• [Short task] Search the records for the word "апреля" and report each line that has it.

• [Provided records]
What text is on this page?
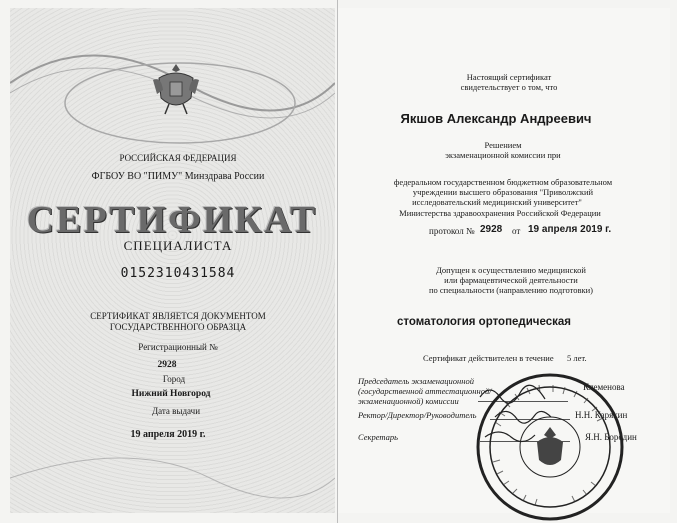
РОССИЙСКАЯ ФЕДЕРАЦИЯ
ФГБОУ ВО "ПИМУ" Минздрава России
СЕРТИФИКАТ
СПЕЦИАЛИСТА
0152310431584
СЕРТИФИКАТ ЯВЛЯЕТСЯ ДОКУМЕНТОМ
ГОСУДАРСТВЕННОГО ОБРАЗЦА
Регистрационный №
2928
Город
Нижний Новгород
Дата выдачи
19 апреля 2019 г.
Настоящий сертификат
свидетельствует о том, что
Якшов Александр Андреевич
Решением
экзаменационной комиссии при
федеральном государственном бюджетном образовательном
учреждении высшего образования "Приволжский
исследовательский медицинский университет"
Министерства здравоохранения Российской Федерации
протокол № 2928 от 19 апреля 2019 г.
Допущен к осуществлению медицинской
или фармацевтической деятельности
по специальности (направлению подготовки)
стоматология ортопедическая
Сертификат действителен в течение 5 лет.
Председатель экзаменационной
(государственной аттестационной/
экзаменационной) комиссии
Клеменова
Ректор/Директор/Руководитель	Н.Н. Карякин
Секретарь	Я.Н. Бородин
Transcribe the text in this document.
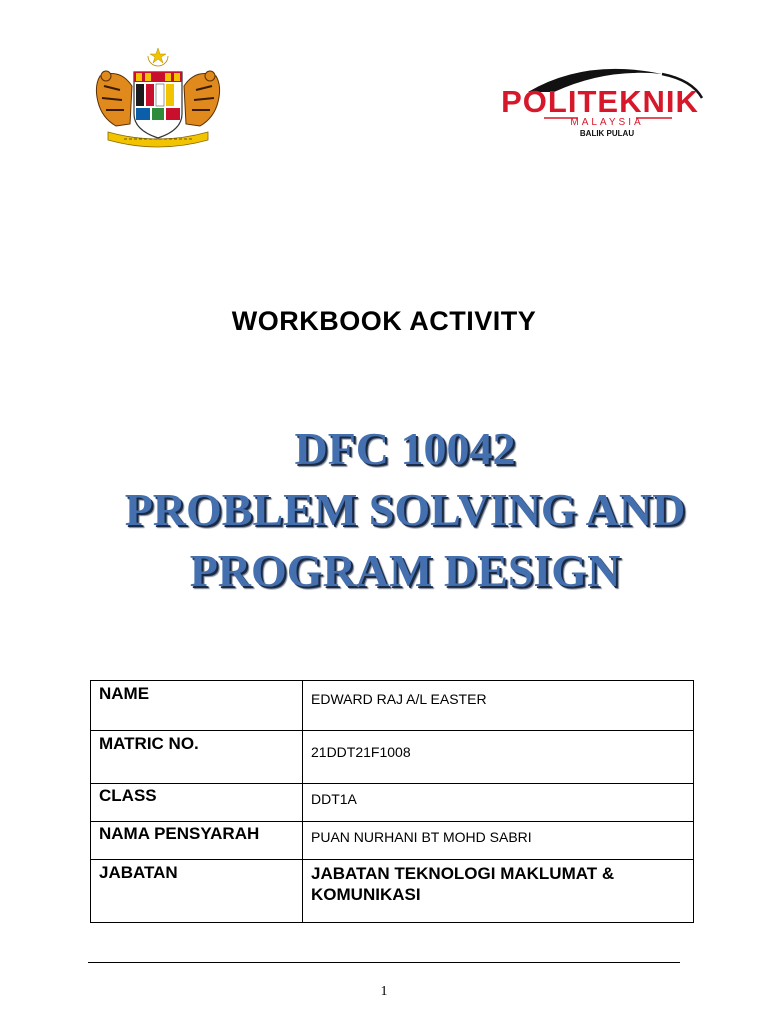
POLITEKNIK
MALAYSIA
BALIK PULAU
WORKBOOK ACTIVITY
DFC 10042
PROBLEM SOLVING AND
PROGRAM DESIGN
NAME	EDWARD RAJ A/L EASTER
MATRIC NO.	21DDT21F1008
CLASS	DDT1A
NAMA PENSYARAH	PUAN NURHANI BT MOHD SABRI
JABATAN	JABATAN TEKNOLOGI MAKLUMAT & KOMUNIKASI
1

==

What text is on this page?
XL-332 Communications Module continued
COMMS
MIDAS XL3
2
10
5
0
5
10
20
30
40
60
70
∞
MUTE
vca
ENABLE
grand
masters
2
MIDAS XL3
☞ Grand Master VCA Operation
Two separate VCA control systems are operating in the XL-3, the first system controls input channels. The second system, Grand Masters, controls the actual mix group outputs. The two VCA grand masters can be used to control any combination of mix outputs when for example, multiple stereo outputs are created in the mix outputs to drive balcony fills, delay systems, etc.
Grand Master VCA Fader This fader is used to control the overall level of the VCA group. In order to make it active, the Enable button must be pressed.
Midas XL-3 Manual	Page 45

• [Final answer]
19 апреля 2019 г.
протокол № 2928 от 19 апреля 2019 г.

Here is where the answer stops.